= REQUEST =
What follows is a listing to be transcribed exactly.
═════ RECORD SET ═════
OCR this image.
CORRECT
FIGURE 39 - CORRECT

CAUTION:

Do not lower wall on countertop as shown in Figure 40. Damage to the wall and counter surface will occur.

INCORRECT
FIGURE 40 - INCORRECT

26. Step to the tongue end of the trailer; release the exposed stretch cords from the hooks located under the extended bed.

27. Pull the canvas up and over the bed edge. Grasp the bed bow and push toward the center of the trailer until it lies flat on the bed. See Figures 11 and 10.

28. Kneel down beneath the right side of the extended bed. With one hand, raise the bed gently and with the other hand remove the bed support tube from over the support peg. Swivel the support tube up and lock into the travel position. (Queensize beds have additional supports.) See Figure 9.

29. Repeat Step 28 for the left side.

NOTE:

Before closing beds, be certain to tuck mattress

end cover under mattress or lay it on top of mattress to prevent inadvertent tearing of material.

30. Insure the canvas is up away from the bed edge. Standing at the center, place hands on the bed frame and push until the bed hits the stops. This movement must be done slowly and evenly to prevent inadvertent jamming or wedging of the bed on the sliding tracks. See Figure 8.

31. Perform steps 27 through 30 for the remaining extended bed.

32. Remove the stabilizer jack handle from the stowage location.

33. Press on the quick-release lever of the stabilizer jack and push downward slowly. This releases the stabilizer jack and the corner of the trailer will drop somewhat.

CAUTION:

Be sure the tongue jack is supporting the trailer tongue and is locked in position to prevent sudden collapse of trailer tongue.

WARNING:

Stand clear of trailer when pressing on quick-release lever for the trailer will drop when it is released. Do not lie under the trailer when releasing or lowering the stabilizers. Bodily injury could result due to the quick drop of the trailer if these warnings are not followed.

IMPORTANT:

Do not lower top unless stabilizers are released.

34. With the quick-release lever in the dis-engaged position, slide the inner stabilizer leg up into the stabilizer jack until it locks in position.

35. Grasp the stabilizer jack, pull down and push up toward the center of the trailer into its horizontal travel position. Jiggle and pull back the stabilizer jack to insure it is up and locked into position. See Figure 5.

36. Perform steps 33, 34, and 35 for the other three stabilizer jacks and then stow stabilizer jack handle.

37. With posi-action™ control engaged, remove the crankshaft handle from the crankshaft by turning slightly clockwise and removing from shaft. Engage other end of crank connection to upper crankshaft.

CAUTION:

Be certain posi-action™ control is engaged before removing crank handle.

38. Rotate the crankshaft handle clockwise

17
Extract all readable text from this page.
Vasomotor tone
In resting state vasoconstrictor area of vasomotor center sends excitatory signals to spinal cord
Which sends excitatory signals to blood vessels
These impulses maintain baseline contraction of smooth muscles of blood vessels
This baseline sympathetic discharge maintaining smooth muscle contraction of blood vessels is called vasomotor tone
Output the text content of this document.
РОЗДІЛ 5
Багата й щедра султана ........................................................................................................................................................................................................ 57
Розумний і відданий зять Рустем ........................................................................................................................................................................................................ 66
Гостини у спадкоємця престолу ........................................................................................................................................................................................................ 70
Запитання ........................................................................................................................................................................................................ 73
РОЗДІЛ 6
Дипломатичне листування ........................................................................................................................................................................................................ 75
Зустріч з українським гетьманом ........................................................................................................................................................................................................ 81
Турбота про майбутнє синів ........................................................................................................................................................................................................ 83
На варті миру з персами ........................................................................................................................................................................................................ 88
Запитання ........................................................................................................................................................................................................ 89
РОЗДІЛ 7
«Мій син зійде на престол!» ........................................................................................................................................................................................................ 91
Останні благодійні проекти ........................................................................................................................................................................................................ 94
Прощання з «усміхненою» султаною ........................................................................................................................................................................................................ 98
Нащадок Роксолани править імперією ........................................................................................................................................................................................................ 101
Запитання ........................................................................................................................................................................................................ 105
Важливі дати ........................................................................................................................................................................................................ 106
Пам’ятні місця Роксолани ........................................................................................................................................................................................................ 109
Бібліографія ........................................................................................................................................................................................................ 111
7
═════
= EXERCISE SOLUTION =
OCR this image.
CORRECT
FIGURE 39 - CORRECT

CAUTION:

Do not lower wall on countertop as shown in Figure 40. Damage to the wall and counter surface will occur.

INCORRECT
FIGURE 40 - INCORRECT

26. Step to the tongue end of the trailer; release the exposed stretch cords from the hooks located under the extended bed.

27. Pull the canvas up and over the bed edge. Grasp the bed bow and push toward the center of the trailer until it lies flat on the bed. See Figures 11 and 10.

28. Kneel down beneath the right side of the extended bed. With one hand, raise the bed gently and with the other hand remove the bed support tube from over the support peg. Swivel the support tube up and lock into the travel position. (Queensize beds have additional supports.) See Figure 9.

29. Repeat Step 28 for the left side.

NOTE:

Before closing beds, be certain to tuck mattress

end cover under mattress or lay it on top of mattress to prevent inadvertent tearing of material.

30. Insure the canvas is up away from the bed edge. Standing at the center, place hands on the bed frame and push until the bed hits the stops. This movement must be done slowly and evenly to prevent inadvertent jamming or wedging of the bed on the sliding tracks. See Figure 8.

31. Perform steps 27 through 30 for the remaining extended bed.

32. Remove the stabilizer jack handle from the stowage location.

33. Press on the quick-release lever of the stabilizer jack and push downward slowly. This releases the stabilizer jack and the corner of the trailer will drop somewhat.

CAUTION:

Be sure the tongue jack is supporting the trailer tongue and is locked in position to prevent sudden collapse of trailer tongue.

WARNING:

Stand clear of trailer when pressing on quick-release lever for the trailer will drop when it is released. Do not lie under the trailer when releasing or lowering the stabilizers. Bodily injury could result due to the quick drop of the trailer if these warnings are not followed.

IMPORTANT:

Do not lower top unless stabilizers are released.

34. With the quick-release lever in the dis-engaged position, slide the inner stabilizer leg up into the stabilizer jack until it locks in position.

35. Grasp the stabilizer jack, pull down and push up toward the center of the trailer into its horizontal travel position. Jiggle and pull back the stabilizer jack to insure it is up and locked into position. See Figure 5.

36. Perform steps 33, 34, and 35 for the other three stabilizer jacks and then stow stabilizer jack handle.

37. With posi-action™ control engaged, remove the crankshaft handle from the crankshaft by turning slightly clockwise and removing from shaft. Engage other end of crank connection to upper crankshaft.

CAUTION:

Be certain posi-action™ control is engaged before removing crank handle.

38. Rotate the crankshaft handle clockwise

17
Extract all readable text from this page.
Vasomotor tone
In resting state vasoconstrictor area of vasomotor center sends excitatory signals to spinal cord
Which sends excitatory signals to blood vessels
These impulses maintain baseline contraction of smooth muscles of blood vessels
This baseline sympathetic discharge maintaining smooth muscle contraction of blood vessels is called vasomotor tone
Output the text content of this document.
РОЗДІЛ 5
Багата й щедра султана ........................................................................................................................................................................................................ 57
Розумний і відданий зять Рустем ........................................................................................................................................................................................................ 66
Гостини у спадкоємця престолу ........................................................................................................................................................................................................ 70
Запитання ........................................................................................................................................................................................................ 73
РОЗДІЛ 6
Дипломатичне листування ........................................................................................................................................................................................................ 75
Зустріч з українським гетьманом ........................................................................................................................................................................................................ 81
Турбота про майбутнє синів ........................................................................................................................................................................................................ 83
На варті миру з персами ........................................................................................................................................................................................................ 88
Запитання ........................................................................................................................................................................................................ 89
РОЗДІЛ 7
«Мій син зійде на престол!» ........................................................................................................................................................................................................ 91
Останні благодійні проекти ........................................................................................................................................................................................................ 94
Прощання з «усміхненою» султаною ........................................................................................................................................................................................................ 98
Нащадок Роксолани править імперією ........................................................................................................................................................................................................ 101
Запитання ........................................................................................................................................................................................................ 105
Важливі дати ........................................................................................................................................................................................................ 106
Пам’ятні місця Роксолани ........................................................................................................................................................................................................ 109
Бібліографія ........................................................................................................................................................................................................ 111
7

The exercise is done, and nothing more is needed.